▶ **Passage to read**
--- START ---
Dr Martin Stauber, CEO of GratXray AG, describes the company’s new one-stop solution for accurate and painless breast cancer diagnosis.
Breast cancer is by far the most common cancer in women.1 The World Health Organization (WHO) has estimated that 2.1 million new cases of breast cancer were diagnosed in 2018, with 627,000 women dying from it.2 In other words, one in nine women will develop breast cancer during their lifetime, and one in four will die from this disease. Current forecasts and statistics indicate a significant rise of both incidences of breast cancer and associated mortality. It is predicted that worldwide incidences will reach approximately 3.2 million new cases by 2050;1 with the increase in costs that this entails. These figures reflect the magnitude of the problem, its impact on society, and the need for action to reduce its impact.
--- END ---
▶ **Records shown**
--- START ---
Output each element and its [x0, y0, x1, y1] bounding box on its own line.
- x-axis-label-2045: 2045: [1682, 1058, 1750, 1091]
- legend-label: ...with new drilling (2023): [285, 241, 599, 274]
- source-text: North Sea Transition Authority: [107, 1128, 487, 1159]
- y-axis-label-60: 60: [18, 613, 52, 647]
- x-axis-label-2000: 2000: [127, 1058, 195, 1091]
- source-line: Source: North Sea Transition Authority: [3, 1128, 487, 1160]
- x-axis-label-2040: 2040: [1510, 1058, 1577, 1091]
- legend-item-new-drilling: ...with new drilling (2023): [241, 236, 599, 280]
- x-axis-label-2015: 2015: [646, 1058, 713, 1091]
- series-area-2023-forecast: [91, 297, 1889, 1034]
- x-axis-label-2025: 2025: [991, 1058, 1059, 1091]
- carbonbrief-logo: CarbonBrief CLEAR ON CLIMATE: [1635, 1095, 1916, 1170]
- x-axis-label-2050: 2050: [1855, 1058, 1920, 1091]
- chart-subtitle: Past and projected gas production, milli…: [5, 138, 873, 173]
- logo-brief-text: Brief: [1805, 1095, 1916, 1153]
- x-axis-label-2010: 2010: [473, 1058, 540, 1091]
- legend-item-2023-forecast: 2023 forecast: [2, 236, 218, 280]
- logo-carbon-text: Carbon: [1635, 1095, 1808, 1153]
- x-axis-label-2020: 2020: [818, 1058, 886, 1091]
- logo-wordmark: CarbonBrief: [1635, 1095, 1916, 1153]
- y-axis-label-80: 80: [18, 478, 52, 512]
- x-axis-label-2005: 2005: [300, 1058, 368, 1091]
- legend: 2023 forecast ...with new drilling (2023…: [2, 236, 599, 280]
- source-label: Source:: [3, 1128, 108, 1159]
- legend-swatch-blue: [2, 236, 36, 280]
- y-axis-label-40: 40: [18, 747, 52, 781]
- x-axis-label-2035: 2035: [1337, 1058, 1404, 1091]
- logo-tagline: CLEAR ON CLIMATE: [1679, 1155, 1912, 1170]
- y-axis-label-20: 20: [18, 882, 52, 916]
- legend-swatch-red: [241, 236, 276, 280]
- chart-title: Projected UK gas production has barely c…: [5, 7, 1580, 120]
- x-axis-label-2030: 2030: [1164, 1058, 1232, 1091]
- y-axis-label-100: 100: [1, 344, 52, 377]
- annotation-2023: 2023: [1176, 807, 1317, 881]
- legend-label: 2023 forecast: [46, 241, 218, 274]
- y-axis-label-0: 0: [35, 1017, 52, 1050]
--- END ---
In the text on breast cancer diagnosis, how many new breast cancer cases did the WHO estimate were diagnosed in 2018?

▶ **Answer**
2.1 million